▶ **Aim of the exercise**: Go through the data and copy every line exactly, but not the images.

(Dataset items)
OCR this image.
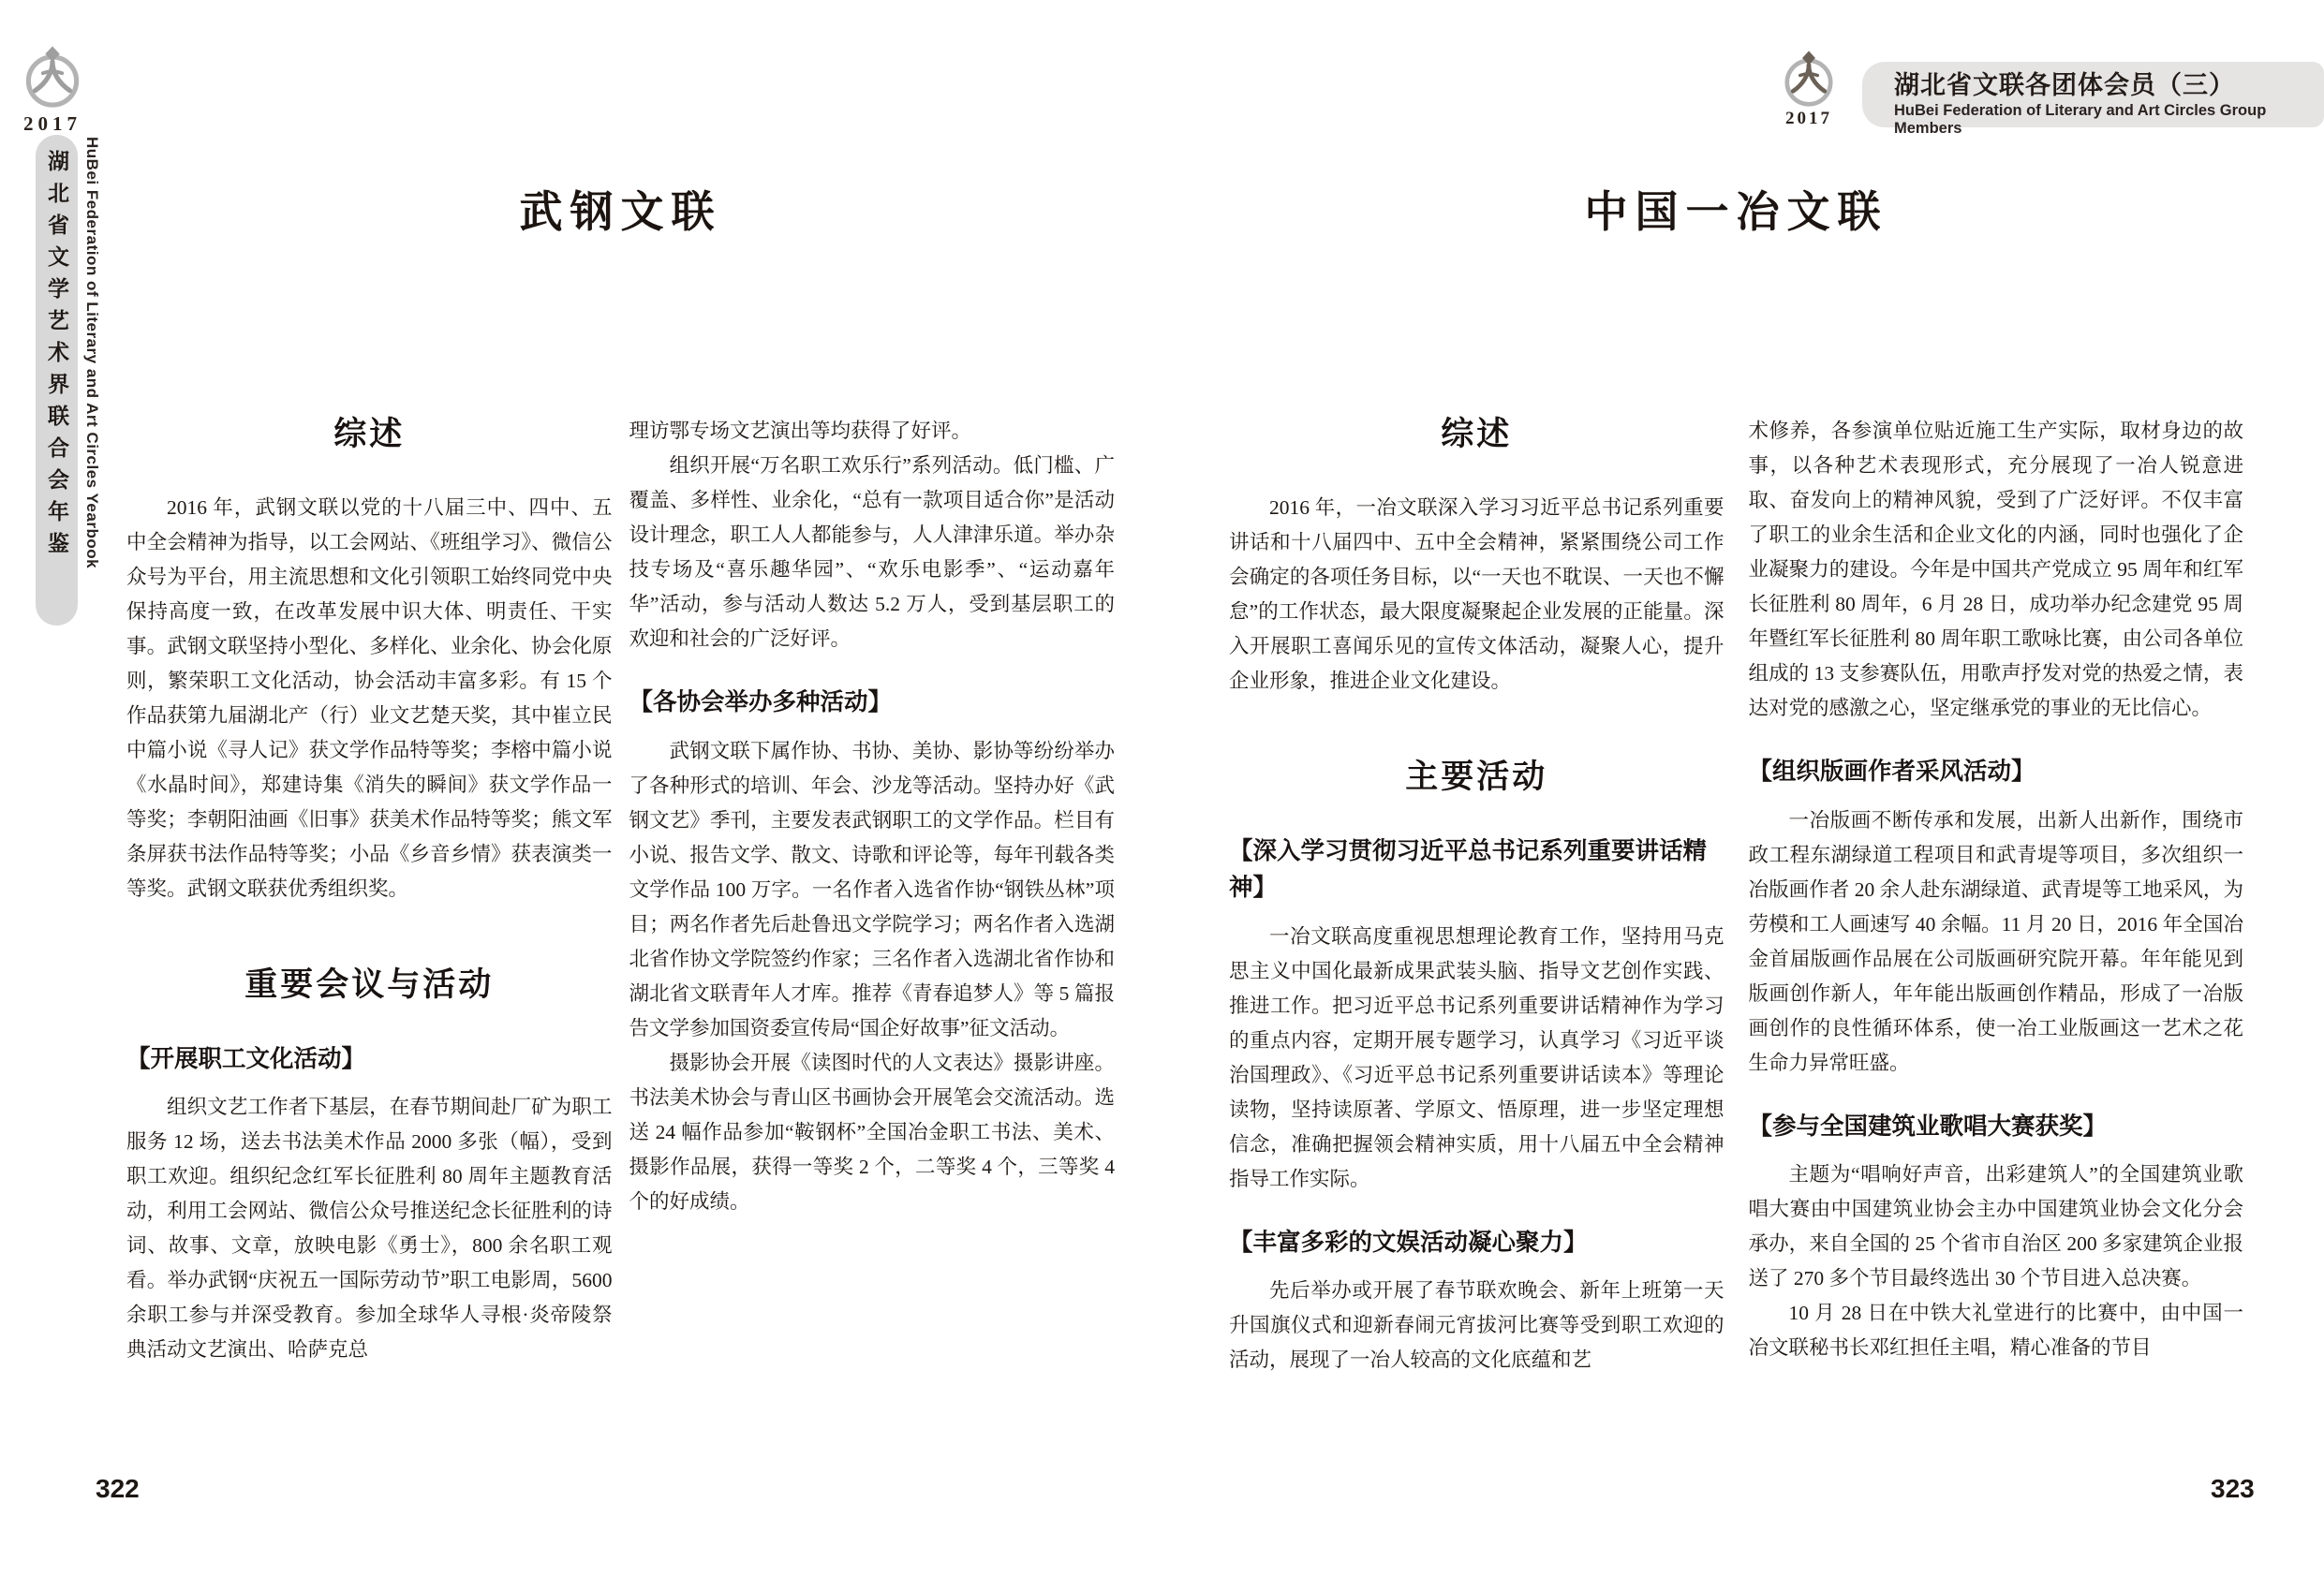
2017
湖北省文学艺术界联合会年鉴 HuBei Federation of Literary and Art Circles Yearbook
2017
湖北省文联各团体会员（三）
HuBei Federation of Literary and Art Circles Group Members
武钢文联
综述

2016 年，武钢文联以党的十八届三中、四中、五中全会精神为指导，以工会网站、《班组学习》、微信公众号为平台，用主流思想和文化引领职工始终同党中央保持高度一致，在改革发展中识大体、明责任、干实事。武钢文联坚持小型化、多样化、业余化、协会化原则，繁荣职工文化活动，协会活动丰富多彩。有 15 个作品获第九届湖北产（行）业文艺楚天奖，其中崔立民中篇小说《寻人记》获文学作品特等奖；李榕中篇小说《水晶时间》，郑建诗集《消失的瞬间》获文学作品一等奖；李朝阳油画《旧事》获美术作品特等奖；熊文军条屏获书法作品特等奖；小品《乡音乡情》获表演类一等奖。武钢文联获优秀组织奖。

重要会议与活动
【开展职工文化活动】

组织文艺工作者下基层，在春节期间赴厂矿为职工服务 12 场，送去书法美术作品 2000 多张（幅），受到职工欢迎。组织纪念红军长征胜利 80 周年主题教育活动，利用工会网站、微信公众号推送纪念长征胜利的诗词、故事、文章，放映电影《勇士》，800 余名职工观看。举办武钢“庆祝五一国际劳动节”职工电影周，5600 余职工参与并深受教育。参加全球华人寻根·炎帝陵祭典活动文艺演出、哈萨克总

理访鄂专场文艺演出等均获得了好评。

组织开展“万名职工欢乐行”系列活动。低门槛、广覆盖、多样性、业余化，“总有一款项目适合你”是活动设计理念，职工人人都能参与，人人津津乐道。举办杂技专场及“喜乐趣华园”、“欢乐电影季”、“运动嘉年华”活动，参与活动人数达 5.2 万人，受到基层职工的欢迎和社会的广泛好评。

【各协会举办多种活动】

武钢文联下属作协、书协、美协、影协等纷纷举办了各种形式的培训、年会、沙龙等活动。坚持办好《武钢文艺》季刊，主要发表武钢职工的文学作品。栏目有小说、报告文学、散文、诗歌和评论等，每年刊载各类文学作品 100 万字。一名作者入选省作协“钢铁丛林”项目；两名作者先后赴鲁迅文学院学习；两名作者入选湖北省作协文学院签约作家；三名作者入选湖北省作协和湖北省文联青年人才库。推荐《青春追梦人》等 5 篇报告文学参加国资委宣传局“国企好故事”征文活动。

摄影协会开展《读图时代的人文表达》摄影讲座。书法美术协会与青山区书画协会开展笔会交流活动。选送 24 幅作品参加“鞍钢杯”全国冶金职工书法、美术、摄影作品展，获得一等奖 2 个，二等奖 4 个，三等奖 4 个的好成绩。

322
中国一冶文联
综述

2016 年，一冶文联深入学习习近平总书记系列重要讲话和十八届四中、五中全会精神，紧紧围绕公司工作会确定的各项任务目标，以“一天也不耽误、一天也不懈怠”的工作状态，最大限度凝聚起企业发展的正能量。深入开展职工喜闻乐见的宣传文体活动，凝聚人心，提升企业形象，推进企业文化建设。

主要活动
【深入学习贯彻习近平总书记系列重要讲话精神】

一冶文联高度重视思想理论教育工作，坚持用马克思主义中国化最新成果武装头脑、指导文艺创作实践、推进工作。把习近平总书记系列重要讲话精神作为学习的重点内容，定期开展专题学习，认真学习《习近平谈治国理政》、《习近平总书记系列重要讲话读本》等理论读物，坚持读原著、学原文、悟原理，进一步坚定理想信念，准确把握领会精神实质，用十八届五中全会精神指导工作实际。

【丰富多彩的文娱活动凝心聚力】

先后举办或开展了春节联欢晚会、新年上班第一天升国旗仪式和迎新春闹元宵拔河比赛等受到职工欢迎的活动，展现了一冶人较高的文化底蕴和艺

术修养，各参演单位贴近施工生产实际，取材身边的故事，以各种艺术表现形式，充分展现了一冶人锐意进取、奋发向上的精神风貌，受到了广泛好评。不仅丰富了职工的业余生活和企业文化的内涵，同时也强化了企业凝聚力的建设。今年是中国共产党成立 95 周年和红军长征胜利 80 周年，6 月 28 日，成功举办纪念建党 95 周年暨红军长征胜利 80 周年职工歌咏比赛，由公司各单位组成的 13 支参赛队伍，用歌声抒发对党的热爱之情，表达对党的感激之心，坚定继承党的事业的无比信心。

【组织版画作者采风活动】

一冶版画不断传承和发展，出新人出新作，围绕市政工程东湖绿道工程项目和武青堤等项目，多次组织一冶版画作者 20 余人赴东湖绿道、武青堤等工地采风，为劳模和工人画速写 40 余幅。11 月 20 日，2016 年全国冶金首届版画作品展在公司版画研究院开幕。年年能见到版画创作新人，年年能出版画创作精品，形成了一冶版画创作的良性循环体系，使一冶工业版画这一艺术之花生命力异常旺盛。

【参与全国建筑业歌唱大赛获奖】

主题为“唱响好声音，出彩建筑人”的全国建筑业歌唱大赛由中国建筑业协会主办中国建筑业协会文化分会承办，来自全国的 25 个省市自治区 200 多家建筑企业报送了 270 多个节目最终选出 30 个节目进入总决赛。

10 月 28 日在中铁大礼堂进行的比赛中，由中国一冶文联秘书长邓红担任主唱，精心准备的节目

323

▶ **Exercise output**:
OCR this image.
2017
湖北省文学艺术界联合会年鉴 HuBei Federation of Literary and Art Circles Yearbook
2017
湖北省文联各团体会员（三）
HuBei Federation of Literary and Art Circles Group Members
武钢文联
综述

2016 年，武钢文联以党的十八届三中、四中、五中全会精神为指导，以工会网站、《班组学习》、微信公众号为平台，用主流思想和文化引领职工始终同党中央保持高度一致，在改革发展中识大体、明责任、干实事。武钢文联坚持小型化、多样化、业余化、协会化原则，繁荣职工文化活动，协会活动丰富多彩。有 15 个作品获第九届湖北产（行）业文艺楚天奖，其中崔立民中篇小说《寻人记》获文学作品特等奖；李榕中篇小说《水晶时间》，郑建诗集《消失的瞬间》获文学作品一等奖；李朝阳油画《旧事》获美术作品特等奖；熊文军条屏获书法作品特等奖；小品《乡音乡情》获表演类一等奖。武钢文联获优秀组织奖。

重要会议与活动
【开展职工文化活动】

组织文艺工作者下基层，在春节期间赴厂矿为职工服务 12 场，送去书法美术作品 2000 多张（幅），受到职工欢迎。组织纪念红军长征胜利 80 周年主题教育活动，利用工会网站、微信公众号推送纪念长征胜利的诗词、故事、文章，放映电影《勇士》，800 余名职工观看。举办武钢“庆祝五一国际劳动节”职工电影周，5600 余职工参与并深受教育。参加全球华人寻根·炎帝陵祭典活动文艺演出、哈萨克总

理访鄂专场文艺演出等均获得了好评。

组织开展“万名职工欢乐行”系列活动。低门槛、广覆盖、多样性、业余化，“总有一款项目适合你”是活动设计理念，职工人人都能参与，人人津津乐道。举办杂技专场及“喜乐趣华园”、“欢乐电影季”、“运动嘉年华”活动，参与活动人数达 5.2 万人，受到基层职工的欢迎和社会的广泛好评。

【各协会举办多种活动】

武钢文联下属作协、书协、美协、影协等纷纷举办了各种形式的培训、年会、沙龙等活动。坚持办好《武钢文艺》季刊，主要发表武钢职工的文学作品。栏目有小说、报告文学、散文、诗歌和评论等，每年刊载各类文学作品 100 万字。一名作者入选省作协“钢铁丛林”项目；两名作者先后赴鲁迅文学院学习；两名作者入选湖北省作协文学院签约作家；三名作者入选湖北省作协和湖北省文联青年人才库。推荐《青春追梦人》等 5 篇报告文学参加国资委宣传局“国企好故事”征文活动。

摄影协会开展《读图时代的人文表达》摄影讲座。书法美术协会与青山区书画协会开展笔会交流活动。选送 24 幅作品参加“鞍钢杯”全国冶金职工书法、美术、摄影作品展，获得一等奖 2 个，二等奖 4 个，三等奖 4 个的好成绩。

322
中国一冶文联
综述

2016 年，一冶文联深入学习习近平总书记系列重要讲话和十八届四中、五中全会精神，紧紧围绕公司工作会确定的各项任务目标，以“一天也不耽误、一天也不懈怠”的工作状态，最大限度凝聚起企业发展的正能量。深入开展职工喜闻乐见的宣传文体活动，凝聚人心，提升企业形象，推进企业文化建设。

主要活动
【深入学习贯彻习近平总书记系列重要讲话精神】

一冶文联高度重视思想理论教育工作，坚持用马克思主义中国化最新成果武装头脑、指导文艺创作实践、推进工作。把习近平总书记系列重要讲话精神作为学习的重点内容，定期开展专题学习，认真学习《习近平谈治国理政》、《习近平总书记系列重要讲话读本》等理论读物，坚持读原著、学原文、悟原理，进一步坚定理想信念，准确把握领会精神实质，用十八届五中全会精神指导工作实际。

【丰富多彩的文娱活动凝心聚力】

先后举办或开展了春节联欢晚会、新年上班第一天升国旗仪式和迎新春闹元宵拔河比赛等受到职工欢迎的活动，展现了一冶人较高的文化底蕴和艺

术修养，各参演单位贴近施工生产实际，取材身边的故事，以各种艺术表现形式，充分展现了一冶人锐意进取、奋发向上的精神风貌，受到了广泛好评。不仅丰富了职工的业余生活和企业文化的内涵，同时也强化了企业凝聚力的建设。今年是中国共产党成立 95 周年和红军长征胜利 80 周年，6 月 28 日，成功举办纪念建党 95 周年暨红军长征胜利 80 周年职工歌咏比赛，由公司各单位组成的 13 支参赛队伍，用歌声抒发对党的热爱之情，表达对党的感激之心，坚定继承党的事业的无比信心。

【组织版画作者采风活动】

一冶版画不断传承和发展，出新人出新作，围绕市政工程东湖绿道工程项目和武青堤等项目，多次组织一冶版画作者 20 余人赴东湖绿道、武青堤等工地采风，为劳模和工人画速写 40 余幅。11 月 20 日，2016 年全国冶金首届版画作品展在公司版画研究院开幕。年年能见到版画创作新人，年年能出版画创作精品，形成了一冶版画创作的良性循环体系，使一冶工业版画这一艺术之花生命力异常旺盛。

【参与全国建筑业歌唱大赛获奖】

主题为“唱响好声音，出彩建筑人”的全国建筑业歌唱大赛由中国建筑业协会主办中国建筑业协会文化分会承办，来自全国的 25 个省市自治区 200 多家建筑企业报送了 270 多个节目最终选出 30 个节目进入总决赛。

10 月 28 日在中铁大礼堂进行的比赛中，由中国一冶文联秘书长邓红担任主唱，精心准备的节目

323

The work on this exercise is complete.